Return the number of lines that contain the word "LACTANCE", and return nothing else.

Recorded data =
* BEGIN *

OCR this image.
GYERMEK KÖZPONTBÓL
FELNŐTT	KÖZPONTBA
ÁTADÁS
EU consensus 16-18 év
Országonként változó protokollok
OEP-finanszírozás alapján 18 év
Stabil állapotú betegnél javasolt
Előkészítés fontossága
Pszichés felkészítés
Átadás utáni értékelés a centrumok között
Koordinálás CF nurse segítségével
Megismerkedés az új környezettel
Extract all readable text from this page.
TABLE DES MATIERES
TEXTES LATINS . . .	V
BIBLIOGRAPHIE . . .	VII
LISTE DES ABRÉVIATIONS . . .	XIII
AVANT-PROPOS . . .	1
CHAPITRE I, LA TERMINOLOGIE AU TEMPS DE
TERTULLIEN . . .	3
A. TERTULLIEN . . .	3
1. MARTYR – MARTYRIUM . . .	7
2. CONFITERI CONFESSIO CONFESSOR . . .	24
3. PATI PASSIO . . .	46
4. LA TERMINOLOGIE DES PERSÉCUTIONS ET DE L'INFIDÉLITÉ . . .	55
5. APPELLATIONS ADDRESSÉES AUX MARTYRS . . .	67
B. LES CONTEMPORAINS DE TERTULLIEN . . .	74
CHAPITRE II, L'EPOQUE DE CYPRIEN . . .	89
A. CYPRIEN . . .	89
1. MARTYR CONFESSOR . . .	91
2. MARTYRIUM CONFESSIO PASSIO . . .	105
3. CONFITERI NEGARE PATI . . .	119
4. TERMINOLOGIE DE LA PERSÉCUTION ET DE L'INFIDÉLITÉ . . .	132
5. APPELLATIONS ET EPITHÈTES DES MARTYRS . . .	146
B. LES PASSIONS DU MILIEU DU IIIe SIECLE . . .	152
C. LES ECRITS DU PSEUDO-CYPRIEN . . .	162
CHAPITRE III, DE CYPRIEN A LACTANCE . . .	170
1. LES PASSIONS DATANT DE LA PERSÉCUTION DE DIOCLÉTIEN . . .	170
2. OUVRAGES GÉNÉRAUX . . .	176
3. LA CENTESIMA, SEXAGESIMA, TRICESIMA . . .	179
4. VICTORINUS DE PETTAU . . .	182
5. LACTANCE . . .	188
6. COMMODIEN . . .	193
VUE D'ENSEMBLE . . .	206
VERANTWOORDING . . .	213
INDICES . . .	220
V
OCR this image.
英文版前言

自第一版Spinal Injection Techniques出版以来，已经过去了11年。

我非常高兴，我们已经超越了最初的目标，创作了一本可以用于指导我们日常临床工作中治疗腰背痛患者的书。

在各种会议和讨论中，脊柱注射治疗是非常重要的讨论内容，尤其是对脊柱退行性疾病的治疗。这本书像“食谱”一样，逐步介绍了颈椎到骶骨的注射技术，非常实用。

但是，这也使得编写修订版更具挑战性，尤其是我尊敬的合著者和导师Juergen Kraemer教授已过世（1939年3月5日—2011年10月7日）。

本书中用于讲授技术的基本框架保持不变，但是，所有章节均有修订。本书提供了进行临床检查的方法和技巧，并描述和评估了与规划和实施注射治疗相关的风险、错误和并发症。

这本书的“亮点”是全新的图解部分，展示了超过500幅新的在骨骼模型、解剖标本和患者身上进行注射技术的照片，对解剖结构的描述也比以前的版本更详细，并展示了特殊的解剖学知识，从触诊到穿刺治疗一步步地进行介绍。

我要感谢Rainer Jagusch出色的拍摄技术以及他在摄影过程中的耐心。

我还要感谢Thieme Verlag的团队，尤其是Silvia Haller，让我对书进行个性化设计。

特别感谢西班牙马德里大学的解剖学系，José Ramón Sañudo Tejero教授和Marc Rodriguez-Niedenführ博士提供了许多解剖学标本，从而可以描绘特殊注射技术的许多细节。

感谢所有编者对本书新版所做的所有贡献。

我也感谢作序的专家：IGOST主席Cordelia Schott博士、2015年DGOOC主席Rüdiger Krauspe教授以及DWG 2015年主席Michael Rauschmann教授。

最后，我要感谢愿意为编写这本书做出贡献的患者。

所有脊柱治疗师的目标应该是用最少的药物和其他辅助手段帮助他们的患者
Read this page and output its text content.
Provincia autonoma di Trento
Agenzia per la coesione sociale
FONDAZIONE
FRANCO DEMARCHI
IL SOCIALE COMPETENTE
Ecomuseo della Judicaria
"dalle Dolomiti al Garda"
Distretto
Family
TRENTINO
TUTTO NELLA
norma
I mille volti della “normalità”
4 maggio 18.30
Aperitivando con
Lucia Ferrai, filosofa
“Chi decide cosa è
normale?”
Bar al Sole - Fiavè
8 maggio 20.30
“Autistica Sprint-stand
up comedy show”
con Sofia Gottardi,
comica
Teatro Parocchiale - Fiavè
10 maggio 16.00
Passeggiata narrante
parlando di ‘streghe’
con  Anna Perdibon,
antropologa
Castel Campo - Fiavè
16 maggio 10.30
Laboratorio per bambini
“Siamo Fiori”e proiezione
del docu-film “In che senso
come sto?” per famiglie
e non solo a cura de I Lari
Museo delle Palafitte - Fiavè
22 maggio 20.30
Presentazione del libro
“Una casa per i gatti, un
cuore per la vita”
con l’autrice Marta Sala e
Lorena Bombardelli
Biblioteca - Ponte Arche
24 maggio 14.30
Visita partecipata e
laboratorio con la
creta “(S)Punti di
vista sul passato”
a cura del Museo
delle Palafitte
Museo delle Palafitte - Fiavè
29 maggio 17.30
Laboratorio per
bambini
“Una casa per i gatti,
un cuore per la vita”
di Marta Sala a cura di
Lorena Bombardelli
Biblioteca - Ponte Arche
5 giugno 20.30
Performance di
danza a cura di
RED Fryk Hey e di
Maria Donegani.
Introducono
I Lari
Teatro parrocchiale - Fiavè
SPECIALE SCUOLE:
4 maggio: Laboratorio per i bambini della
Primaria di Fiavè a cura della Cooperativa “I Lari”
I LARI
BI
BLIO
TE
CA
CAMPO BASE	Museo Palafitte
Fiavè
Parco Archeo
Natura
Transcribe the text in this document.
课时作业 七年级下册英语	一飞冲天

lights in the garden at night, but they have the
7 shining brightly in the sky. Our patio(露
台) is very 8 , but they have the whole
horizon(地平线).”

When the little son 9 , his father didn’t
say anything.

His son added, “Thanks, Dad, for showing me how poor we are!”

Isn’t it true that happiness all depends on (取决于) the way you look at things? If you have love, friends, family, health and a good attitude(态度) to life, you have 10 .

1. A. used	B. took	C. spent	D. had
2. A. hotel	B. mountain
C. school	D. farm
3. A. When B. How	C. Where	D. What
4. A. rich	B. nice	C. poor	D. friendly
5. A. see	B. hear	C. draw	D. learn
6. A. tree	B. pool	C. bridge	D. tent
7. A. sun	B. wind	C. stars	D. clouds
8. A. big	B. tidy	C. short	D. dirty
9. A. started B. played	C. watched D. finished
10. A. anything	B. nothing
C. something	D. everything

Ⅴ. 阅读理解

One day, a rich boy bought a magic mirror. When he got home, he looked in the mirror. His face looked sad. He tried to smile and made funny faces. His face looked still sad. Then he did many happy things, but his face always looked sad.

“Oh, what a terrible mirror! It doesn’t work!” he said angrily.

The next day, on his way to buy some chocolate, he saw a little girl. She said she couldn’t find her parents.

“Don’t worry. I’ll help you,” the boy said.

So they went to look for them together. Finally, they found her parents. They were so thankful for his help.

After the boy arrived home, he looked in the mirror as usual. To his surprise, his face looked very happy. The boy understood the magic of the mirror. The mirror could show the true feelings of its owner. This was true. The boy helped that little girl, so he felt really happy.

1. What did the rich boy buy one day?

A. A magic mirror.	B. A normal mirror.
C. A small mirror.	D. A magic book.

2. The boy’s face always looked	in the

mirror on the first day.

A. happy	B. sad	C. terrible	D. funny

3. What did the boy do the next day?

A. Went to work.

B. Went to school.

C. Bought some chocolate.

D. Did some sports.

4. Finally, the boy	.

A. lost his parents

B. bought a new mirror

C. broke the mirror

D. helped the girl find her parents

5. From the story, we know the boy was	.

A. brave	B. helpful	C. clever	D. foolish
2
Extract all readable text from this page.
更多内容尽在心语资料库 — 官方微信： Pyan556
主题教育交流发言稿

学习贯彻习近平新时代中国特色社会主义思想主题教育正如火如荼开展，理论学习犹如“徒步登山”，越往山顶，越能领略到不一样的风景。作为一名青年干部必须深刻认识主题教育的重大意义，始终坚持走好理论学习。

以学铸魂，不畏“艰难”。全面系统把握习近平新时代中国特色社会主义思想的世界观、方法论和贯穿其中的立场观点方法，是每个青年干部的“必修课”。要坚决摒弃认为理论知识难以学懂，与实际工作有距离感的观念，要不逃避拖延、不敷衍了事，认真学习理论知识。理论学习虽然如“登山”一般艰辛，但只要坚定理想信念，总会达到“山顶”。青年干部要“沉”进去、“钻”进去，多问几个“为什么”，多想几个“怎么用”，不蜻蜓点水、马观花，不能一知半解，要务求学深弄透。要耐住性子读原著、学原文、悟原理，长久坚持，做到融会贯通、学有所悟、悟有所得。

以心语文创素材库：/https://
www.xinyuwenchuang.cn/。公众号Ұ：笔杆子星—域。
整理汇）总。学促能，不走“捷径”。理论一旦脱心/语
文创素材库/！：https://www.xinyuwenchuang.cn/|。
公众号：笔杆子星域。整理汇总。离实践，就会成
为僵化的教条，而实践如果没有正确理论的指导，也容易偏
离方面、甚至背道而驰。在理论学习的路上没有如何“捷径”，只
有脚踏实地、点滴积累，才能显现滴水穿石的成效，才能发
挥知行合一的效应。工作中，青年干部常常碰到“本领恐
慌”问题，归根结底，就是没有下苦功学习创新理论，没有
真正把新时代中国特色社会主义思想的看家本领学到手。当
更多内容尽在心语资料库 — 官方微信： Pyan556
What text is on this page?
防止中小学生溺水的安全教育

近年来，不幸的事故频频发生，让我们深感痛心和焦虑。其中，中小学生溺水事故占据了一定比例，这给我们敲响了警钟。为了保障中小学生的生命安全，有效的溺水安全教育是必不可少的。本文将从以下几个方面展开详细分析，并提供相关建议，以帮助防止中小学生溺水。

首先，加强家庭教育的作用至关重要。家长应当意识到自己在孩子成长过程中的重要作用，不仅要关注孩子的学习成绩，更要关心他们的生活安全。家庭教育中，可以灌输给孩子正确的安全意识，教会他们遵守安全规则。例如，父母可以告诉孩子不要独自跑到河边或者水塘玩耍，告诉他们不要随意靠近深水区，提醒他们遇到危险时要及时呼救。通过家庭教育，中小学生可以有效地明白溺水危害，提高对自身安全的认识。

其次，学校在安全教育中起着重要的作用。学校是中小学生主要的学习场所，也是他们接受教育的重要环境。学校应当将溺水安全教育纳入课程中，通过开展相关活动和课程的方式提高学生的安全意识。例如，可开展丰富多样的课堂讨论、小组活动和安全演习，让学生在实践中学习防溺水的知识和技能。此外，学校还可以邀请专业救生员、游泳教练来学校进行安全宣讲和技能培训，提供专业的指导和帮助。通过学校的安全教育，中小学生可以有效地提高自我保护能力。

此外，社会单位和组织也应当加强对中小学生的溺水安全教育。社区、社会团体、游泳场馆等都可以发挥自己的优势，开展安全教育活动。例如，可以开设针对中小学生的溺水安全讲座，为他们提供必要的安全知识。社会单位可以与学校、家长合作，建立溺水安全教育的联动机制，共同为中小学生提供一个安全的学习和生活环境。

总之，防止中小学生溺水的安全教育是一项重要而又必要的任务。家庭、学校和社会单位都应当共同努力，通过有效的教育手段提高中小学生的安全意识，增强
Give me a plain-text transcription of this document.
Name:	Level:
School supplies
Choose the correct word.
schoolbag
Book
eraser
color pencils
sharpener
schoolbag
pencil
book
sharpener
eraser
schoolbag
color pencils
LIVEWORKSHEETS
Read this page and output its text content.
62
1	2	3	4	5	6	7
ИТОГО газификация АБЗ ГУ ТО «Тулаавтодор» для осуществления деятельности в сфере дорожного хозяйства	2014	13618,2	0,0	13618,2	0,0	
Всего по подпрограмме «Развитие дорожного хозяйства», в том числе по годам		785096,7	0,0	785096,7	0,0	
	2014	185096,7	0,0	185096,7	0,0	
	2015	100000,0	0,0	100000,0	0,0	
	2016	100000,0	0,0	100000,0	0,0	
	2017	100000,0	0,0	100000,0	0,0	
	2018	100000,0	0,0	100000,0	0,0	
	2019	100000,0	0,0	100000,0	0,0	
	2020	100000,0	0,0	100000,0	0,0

* END *

The solution = 2